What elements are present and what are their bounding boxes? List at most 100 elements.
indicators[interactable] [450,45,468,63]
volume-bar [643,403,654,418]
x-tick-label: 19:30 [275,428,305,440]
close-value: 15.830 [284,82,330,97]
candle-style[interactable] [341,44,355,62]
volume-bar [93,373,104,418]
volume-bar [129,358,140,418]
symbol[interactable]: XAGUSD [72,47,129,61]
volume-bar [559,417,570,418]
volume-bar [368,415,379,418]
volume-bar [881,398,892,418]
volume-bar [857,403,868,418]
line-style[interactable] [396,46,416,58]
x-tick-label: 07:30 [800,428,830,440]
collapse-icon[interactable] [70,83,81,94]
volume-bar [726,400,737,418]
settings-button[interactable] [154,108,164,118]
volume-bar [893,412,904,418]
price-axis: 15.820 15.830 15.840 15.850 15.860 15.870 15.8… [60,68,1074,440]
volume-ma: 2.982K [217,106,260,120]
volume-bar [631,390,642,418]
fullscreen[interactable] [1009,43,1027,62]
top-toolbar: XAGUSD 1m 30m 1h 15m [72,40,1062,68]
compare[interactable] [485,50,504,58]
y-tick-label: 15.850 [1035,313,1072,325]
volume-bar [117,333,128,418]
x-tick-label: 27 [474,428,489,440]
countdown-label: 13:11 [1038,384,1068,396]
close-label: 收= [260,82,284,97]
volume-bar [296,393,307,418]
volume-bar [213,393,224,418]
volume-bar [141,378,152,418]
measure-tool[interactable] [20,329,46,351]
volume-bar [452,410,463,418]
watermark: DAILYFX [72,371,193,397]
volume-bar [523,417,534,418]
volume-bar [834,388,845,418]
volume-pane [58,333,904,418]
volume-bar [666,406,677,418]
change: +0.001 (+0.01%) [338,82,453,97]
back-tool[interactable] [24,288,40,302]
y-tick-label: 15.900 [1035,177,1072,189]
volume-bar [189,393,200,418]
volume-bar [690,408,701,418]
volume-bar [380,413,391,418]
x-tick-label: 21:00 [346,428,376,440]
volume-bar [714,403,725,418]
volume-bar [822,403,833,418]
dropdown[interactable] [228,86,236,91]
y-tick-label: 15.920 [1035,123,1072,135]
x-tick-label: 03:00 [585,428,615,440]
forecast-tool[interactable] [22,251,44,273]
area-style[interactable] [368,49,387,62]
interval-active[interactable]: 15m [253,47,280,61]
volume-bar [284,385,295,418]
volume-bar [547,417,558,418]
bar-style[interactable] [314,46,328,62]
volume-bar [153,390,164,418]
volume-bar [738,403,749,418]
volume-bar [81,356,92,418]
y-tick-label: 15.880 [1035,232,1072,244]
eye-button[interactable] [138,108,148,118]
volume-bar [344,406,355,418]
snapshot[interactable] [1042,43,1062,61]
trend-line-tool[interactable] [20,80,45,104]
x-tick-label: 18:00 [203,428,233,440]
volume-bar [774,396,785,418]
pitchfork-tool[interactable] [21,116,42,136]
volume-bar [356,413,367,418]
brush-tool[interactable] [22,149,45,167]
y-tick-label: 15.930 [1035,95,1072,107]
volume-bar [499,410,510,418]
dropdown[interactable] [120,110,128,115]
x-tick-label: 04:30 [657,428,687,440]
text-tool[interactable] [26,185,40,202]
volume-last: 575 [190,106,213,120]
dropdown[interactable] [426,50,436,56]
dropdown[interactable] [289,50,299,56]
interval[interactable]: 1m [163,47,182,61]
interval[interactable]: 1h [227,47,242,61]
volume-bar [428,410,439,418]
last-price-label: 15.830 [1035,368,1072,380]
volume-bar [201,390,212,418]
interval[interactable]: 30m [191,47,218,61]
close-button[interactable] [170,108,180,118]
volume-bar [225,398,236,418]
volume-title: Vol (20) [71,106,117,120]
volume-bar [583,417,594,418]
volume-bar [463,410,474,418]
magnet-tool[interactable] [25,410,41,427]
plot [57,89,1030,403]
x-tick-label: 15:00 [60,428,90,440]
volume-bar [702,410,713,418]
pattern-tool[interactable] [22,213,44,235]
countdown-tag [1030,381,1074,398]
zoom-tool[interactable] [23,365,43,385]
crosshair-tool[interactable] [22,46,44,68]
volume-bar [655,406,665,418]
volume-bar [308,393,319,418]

******************************

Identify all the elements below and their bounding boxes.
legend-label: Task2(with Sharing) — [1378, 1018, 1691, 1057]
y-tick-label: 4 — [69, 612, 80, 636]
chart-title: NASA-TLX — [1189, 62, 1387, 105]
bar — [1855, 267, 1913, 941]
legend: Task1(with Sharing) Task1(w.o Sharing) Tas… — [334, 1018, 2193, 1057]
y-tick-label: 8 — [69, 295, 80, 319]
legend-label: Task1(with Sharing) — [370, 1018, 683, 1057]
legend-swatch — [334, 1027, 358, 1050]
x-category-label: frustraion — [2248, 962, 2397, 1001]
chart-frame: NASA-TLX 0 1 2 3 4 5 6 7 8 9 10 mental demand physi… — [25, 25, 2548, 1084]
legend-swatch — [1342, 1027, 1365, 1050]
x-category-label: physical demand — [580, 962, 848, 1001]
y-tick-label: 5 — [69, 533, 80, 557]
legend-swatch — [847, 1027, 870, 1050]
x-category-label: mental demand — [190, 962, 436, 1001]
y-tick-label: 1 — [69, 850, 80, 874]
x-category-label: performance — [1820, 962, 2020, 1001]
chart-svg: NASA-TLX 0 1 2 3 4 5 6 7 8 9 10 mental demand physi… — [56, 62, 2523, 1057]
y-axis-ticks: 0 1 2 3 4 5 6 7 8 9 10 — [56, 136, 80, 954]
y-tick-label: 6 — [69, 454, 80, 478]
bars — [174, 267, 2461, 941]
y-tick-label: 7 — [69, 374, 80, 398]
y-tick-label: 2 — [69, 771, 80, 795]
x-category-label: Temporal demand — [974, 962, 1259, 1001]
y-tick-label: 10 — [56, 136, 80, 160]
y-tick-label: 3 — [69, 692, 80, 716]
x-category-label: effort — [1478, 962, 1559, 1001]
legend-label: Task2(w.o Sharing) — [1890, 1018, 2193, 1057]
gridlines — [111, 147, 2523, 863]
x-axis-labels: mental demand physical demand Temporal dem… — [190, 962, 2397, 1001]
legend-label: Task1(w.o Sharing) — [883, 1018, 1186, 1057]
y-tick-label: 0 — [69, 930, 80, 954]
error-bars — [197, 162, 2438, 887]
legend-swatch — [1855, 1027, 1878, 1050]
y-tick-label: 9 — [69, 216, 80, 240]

******************************

WHAT IS EXPECTED - Turn the material from the line with "Identify all the" up to and including the line with "bars — [174, 267, 2461, 941]" into a numbered list, leaving out any blank lines.

FINAL RESULT -
1. Identify all the elements below and their bounding boxes.
2. legend-label: Task2(with Sharing) — [1378, 1018, 1691, 1057]
3. y-tick-label: 4 — [69, 612, 80, 636]
4. chart-title: NASA-TLX — [1189, 62, 1387, 105]
5. bar — [1855, 267, 1913, 941]
6. legend: Task1(with Sharing) Task1(w.o Sharing) Tas… — [334, 1018, 2193, 1057]
7. y-tick-label: 8 — [69, 295, 80, 319]
8. legend-label: Task1(with Sharing) — [370, 1018, 683, 1057]
9. legend-swatch — [334, 1027, 358, 1050]
10. x-category-label: frustraion — [2248, 962, 2397, 1001]
11. chart-frame: NASA-TLX 0 1 2 3 4 5 6 7 8 9 10 mental demand physi… — [25, 25, 2548, 1084]
12. legend-swatch — [1342, 1027, 1365, 1050]
13. x-category-label: physical demand — [580, 962, 848, 1001]
14. y-tick-label: 5 — [69, 533, 80, 557]
15. legend-swatch — [847, 1027, 870, 1050]
16. x-category-label: mental demand — [190, 962, 436, 1001]
17. y-tick-label: 1 — [69, 850, 80, 874]
18. x-category-label: performance — [1820, 962, 2020, 1001]
19. chart-svg: NASA-TLX 0 1 2 3 4 5 6 7 8 9 10 mental demand physi… — [56, 62, 2523, 1057]
20. y-axis-ticks: 0 1 2 3 4 5 6 7 8 9 10 — [56, 136, 80, 954]
21. y-tick-label: 6 — [69, 454, 80, 478]
22. bars — [174, 267, 2461, 941]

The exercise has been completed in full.